- Directions for this task
Look through the lines below and state how many hold the word "Pythia". Write only the number.

Dataset rows about figures:
-- start --

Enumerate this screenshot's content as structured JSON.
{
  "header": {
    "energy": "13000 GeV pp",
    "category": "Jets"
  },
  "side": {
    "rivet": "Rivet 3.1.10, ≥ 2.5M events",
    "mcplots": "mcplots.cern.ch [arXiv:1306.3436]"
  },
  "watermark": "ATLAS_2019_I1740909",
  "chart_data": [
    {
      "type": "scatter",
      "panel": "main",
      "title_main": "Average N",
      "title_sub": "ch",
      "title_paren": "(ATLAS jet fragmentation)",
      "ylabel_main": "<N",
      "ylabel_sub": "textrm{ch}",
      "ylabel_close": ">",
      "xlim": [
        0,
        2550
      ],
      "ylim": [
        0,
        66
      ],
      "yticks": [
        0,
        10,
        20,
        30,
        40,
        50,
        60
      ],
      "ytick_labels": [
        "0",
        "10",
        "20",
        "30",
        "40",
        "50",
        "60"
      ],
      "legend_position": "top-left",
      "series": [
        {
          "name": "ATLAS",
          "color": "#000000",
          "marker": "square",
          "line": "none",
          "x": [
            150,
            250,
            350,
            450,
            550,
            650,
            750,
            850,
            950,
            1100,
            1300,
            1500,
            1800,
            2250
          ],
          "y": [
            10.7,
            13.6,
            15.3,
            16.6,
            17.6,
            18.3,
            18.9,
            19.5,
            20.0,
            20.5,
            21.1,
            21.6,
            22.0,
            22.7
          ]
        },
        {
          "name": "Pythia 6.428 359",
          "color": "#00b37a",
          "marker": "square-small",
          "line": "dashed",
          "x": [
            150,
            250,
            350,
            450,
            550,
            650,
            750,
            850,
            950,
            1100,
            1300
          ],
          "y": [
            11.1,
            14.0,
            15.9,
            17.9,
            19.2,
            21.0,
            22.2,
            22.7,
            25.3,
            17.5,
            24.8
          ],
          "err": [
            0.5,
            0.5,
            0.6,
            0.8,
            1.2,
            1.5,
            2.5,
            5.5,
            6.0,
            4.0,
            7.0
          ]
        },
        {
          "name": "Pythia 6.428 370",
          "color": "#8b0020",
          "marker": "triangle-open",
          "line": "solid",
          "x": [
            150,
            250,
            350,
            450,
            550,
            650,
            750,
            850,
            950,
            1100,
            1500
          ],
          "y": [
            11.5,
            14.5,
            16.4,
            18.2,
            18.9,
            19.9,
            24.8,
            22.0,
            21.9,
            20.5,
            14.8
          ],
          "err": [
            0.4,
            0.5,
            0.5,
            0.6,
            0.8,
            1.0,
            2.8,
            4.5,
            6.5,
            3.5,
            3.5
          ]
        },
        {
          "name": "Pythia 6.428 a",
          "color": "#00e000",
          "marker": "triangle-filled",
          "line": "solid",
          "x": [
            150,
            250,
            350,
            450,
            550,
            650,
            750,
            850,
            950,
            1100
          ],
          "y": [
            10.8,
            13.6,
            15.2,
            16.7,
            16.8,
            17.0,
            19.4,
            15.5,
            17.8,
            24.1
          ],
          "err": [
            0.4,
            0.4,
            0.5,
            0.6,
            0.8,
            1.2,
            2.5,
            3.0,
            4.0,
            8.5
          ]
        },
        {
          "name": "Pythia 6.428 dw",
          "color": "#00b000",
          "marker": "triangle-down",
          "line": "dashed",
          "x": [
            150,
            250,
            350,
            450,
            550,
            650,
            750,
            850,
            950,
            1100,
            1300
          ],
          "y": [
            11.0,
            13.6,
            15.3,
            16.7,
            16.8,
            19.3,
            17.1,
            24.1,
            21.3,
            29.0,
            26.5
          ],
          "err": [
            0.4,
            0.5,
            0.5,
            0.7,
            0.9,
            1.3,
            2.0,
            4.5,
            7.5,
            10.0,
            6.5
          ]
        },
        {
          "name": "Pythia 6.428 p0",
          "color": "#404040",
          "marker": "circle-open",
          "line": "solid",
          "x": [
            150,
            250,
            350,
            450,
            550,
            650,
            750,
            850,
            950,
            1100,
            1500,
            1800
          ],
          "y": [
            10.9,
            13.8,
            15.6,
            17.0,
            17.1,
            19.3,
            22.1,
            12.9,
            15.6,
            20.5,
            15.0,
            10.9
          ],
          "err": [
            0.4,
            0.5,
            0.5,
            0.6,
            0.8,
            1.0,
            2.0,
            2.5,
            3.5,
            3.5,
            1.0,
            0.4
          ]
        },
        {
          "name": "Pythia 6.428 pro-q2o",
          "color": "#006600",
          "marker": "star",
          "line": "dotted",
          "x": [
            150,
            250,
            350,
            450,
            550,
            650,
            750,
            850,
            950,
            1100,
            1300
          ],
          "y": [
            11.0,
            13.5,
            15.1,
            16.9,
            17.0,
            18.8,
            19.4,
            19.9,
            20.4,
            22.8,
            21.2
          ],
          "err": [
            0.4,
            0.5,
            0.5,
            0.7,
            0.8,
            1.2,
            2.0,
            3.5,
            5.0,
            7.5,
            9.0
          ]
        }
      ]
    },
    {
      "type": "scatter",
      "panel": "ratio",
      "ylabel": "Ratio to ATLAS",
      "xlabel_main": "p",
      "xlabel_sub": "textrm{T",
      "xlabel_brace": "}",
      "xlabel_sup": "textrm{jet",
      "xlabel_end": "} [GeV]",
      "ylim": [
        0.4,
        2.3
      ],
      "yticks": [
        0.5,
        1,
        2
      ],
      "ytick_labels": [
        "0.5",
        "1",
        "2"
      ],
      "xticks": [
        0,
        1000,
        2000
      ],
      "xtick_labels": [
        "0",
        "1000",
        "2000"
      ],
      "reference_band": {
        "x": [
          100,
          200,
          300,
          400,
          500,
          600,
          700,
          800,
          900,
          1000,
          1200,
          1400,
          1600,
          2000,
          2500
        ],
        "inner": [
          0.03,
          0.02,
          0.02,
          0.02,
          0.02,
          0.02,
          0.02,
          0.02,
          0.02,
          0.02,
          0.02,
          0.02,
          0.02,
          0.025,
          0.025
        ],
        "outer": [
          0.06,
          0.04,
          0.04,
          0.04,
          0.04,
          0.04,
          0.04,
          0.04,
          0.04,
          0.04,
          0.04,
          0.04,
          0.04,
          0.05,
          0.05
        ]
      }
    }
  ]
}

-- end --

- Solution to the exercise
6